**REQUEST**
Skip any picture you find and retype all the remaining lines exactly.

**RECORDED DATA**

----

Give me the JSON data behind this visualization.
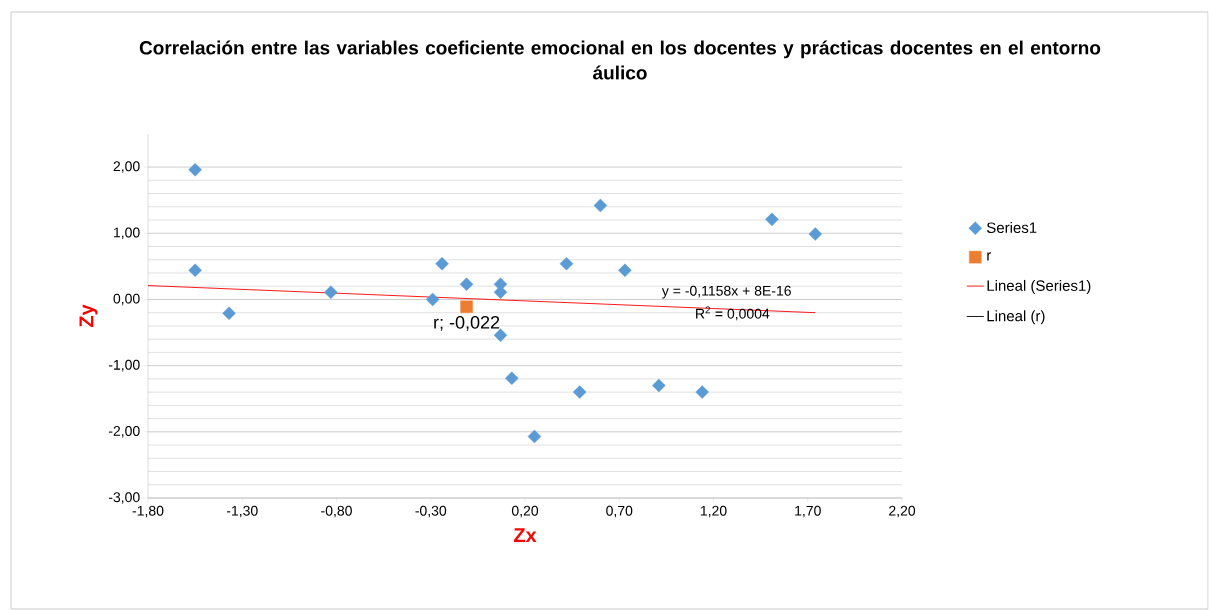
{
  "chart_data": {
    "type": "scatter",
    "title": "Correlación entre las variables coeficiente emocional en los docentes y prácticas docentes en el entorno áulico",
    "xlabel": "Zx",
    "ylabel": "Zy",
    "xlim": [
      -1.8,
      2.2
    ],
    "ylim": [
      -3,
      2.5
    ],
    "xticks": [
      {
        "value": -1.8,
        "label": "-1,80"
      },
      {
        "value": -1.3,
        "label": "-1,30"
      },
      {
        "value": -0.8,
        "label": "-0,80"
      },
      {
        "value": -0.3,
        "label": "-0,30"
      },
      {
        "value": 0.2,
        "label": "0,20"
      },
      {
        "value": 0.7,
        "label": "0,70"
      },
      {
        "value": 1.2,
        "label": "1,20"
      },
      {
        "value": 1.7,
        "label": "1,70"
      },
      {
        "value": 2.2,
        "label": "2,20"
      }
    ],
    "yticks": [
      {
        "value": -3,
        "label": "-3,00"
      },
      {
        "value": -2,
        "label": "-2,00"
      },
      {
        "value": -1,
        "label": "-1,00"
      },
      {
        "value": 0,
        "label": "0,00"
      },
      {
        "value": 1,
        "label": "1,00"
      },
      {
        "value": 2,
        "label": "2,00"
      }
    ],
    "grid": "y",
    "legend": "right",
    "series": [
      {
        "name": "Series1",
        "marker": "diamond",
        "color": "#5b9bd5",
        "x": [
          -1.55,
          -1.55,
          -1.37,
          -0.83,
          -0.29,
          -0.24,
          -0.11,
          0.07,
          0.07,
          0.07,
          0.13,
          0.25,
          0.42,
          0.49,
          0.6,
          0.73,
          0.91,
          1.14,
          1.51,
          1.74
        ],
        "values": [
          1.96,
          0.44,
          -0.21,
          0.11,
          0.0,
          0.54,
          0.23,
          0.23,
          0.11,
          -0.54,
          -1.19,
          -2.07,
          0.54,
          -1.4,
          1.42,
          0.44,
          -1.3,
          -1.4,
          1.21,
          0.99
        ]
      },
      {
        "name": "r",
        "marker": "square",
        "color": "#ed7d31",
        "x": [
          -0.11
        ],
        "values": [
          -0.11
        ]
      },
      {
        "name": "Lineal (Series1)",
        "type": "line",
        "color": "#ff0000",
        "x": [
          -1.8,
          1.74
        ],
        "values": [
          0.21,
          -0.2
        ]
      },
      {
        "name": "Lineal (r)",
        "type": "line",
        "color": "#000000"
      }
    ],
    "annotations": [
      {
        "text": "r; -0,022",
        "x": -0.11,
        "y": -0.11
      },
      "y = -0,1158x + 8E-16",
      "R$^{2}$ = 0,0004"
    ]
  }
}
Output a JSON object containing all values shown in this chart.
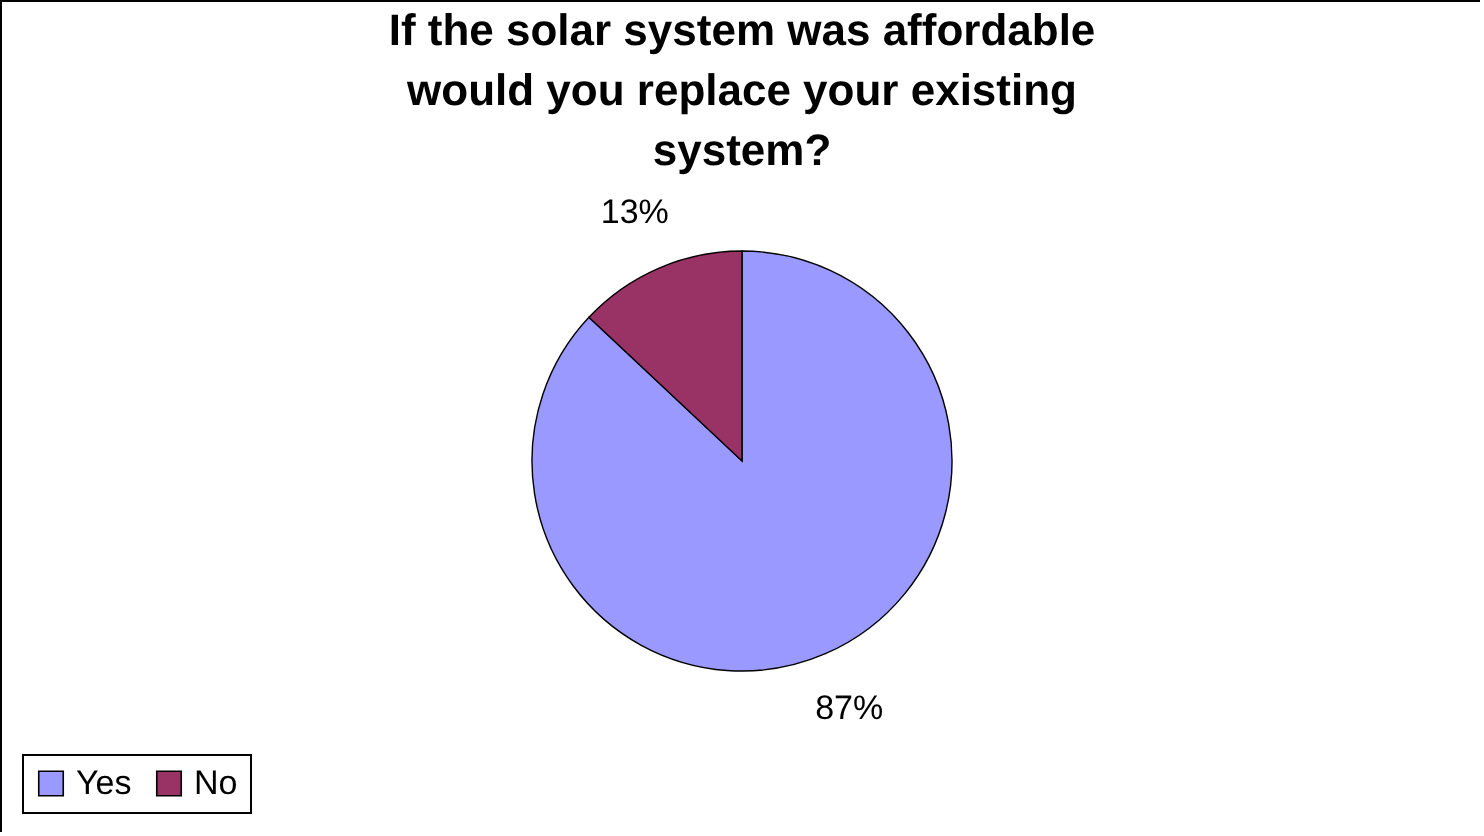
{
  "chart_data": {
    "type": "pie",
    "title": "If the solar system was affordable would you replace your existing system?",
    "categories": [
      "Yes",
      "No"
    ],
    "values": [
      87,
      13
    ],
    "colors": [
      "#9999ff",
      "#993366"
    ],
    "value_labels": [
      "87%",
      "13%"
    ],
    "legend": "bottom"
  }
}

----

**COMPLETE OUTPUT**
Give me the JSON data behind this visualization.
{
  "chart_data": {
    "type": "scatter",
    "title": "Correlación entre las variables coeficiente emocional en los docentes y prácticas docentes en el entorno áulico",
    "xlabel": "Zx",
    "ylabel": "Zy",
    "xlim": [
      -1.8,
      2.2
    ],
    "ylim": [
      -3,
      2.5
    ],
    "xticks": [
      {
        "value": -1.8,
        "label": "-1,80"
      },
      {
        "value": -1.3,
        "label": "-1,30"
      },
      {
        "value": -0.8,
        "label": "-0,80"
      },
      {
        "value": -0.3,
        "label": "-0,30"
      },
      {
        "value": 0.2,
        "label": "0,20"
      },
      {
        "value": 0.7,
        "label": "0,70"
      },
      {
        "value": 1.2,
        "label": "1,20"
      },
      {
        "value": 1.7,
        "label": "1,70"
      },
      {
        "value": 2.2,
        "label": "2,20"
      }
    ],
    "yticks": [
      {
        "value": -3,
        "label": "-3,00"
      },
      {
        "value": -2,
        "label": "-2,00"
      },
      {
        "value": -1,
        "label": "-1,00"
      },
      {
        "value": 0,
        "label": "0,00"
      },
      {
        "value": 1,
        "label": "1,00"
      },
      {
        "value": 2,
        "label": "2,00"
      }
    ],
    "grid": "y",
    "legend": "right",
    "series": [
      {
        "name": "Series1",
        "marker": "diamond",
        "color": "#5b9bd5",
        "x": [
          -1.55,
          -1.55,
          -1.37,
          -0.83,
          -0.29,
          -0.24,
          -0.11,
          0.07,
          0.07,
          0.07,
          0.13,
          0.25,
          0.42,
          0.49,
          0.6,
          0.73,
          0.91,
          1.14,
          1.51,
          1.74
        ],
        "values": [
          1.96,
          0.44,
          -0.21,
          0.11,
          0.0,
          0.54,
          0.23,
          0.23,
          0.11,
          -0.54,
          -1.19,
          -2.07,
          0.54,
          -1.4,
          1.42,
          0.44,
          -1.3,
          -1.4,
          1.21,
          0.99
        ]
      },
      {
        "name": "r",
        "marker": "square",
        "color": "#ed7d31",
        "x": [
          -0.11
        ],
        "values": [
          -0.11
        ]
      },
      {
        "name": "Lineal (Series1)",
        "type": "line",
        "color": "#ff0000",
        "x": [
          -1.8,
          1.74
        ],
        "values": [
          0.21,
          -0.2
        ]
      },
      {
        "name": "Lineal (r)",
        "type": "line",
        "color": "#000000"
      }
    ],
    "annotations": [
      {
        "text": "r; -0,022",
        "x": -0.11,
        "y": -0.11
      },
      "y = -0,1158x + 8E-16",
      "R$^{2}$ = 0,0004"
    ]
  }
}
Output a JSON object containing all values shown in this chart.
{
  "chart_data": {
    "type": "pie",
    "title": "If the solar system was affordable would you replace your existing system?",
    "categories": [
      "Yes",
      "No"
    ],
    "values": [
      87,
      13
    ],
    "colors": [
      "#9999ff",
      "#993366"
    ],
    "value_labels": [
      "87%",
      "13%"
    ],
    "legend": "bottom"
  }
}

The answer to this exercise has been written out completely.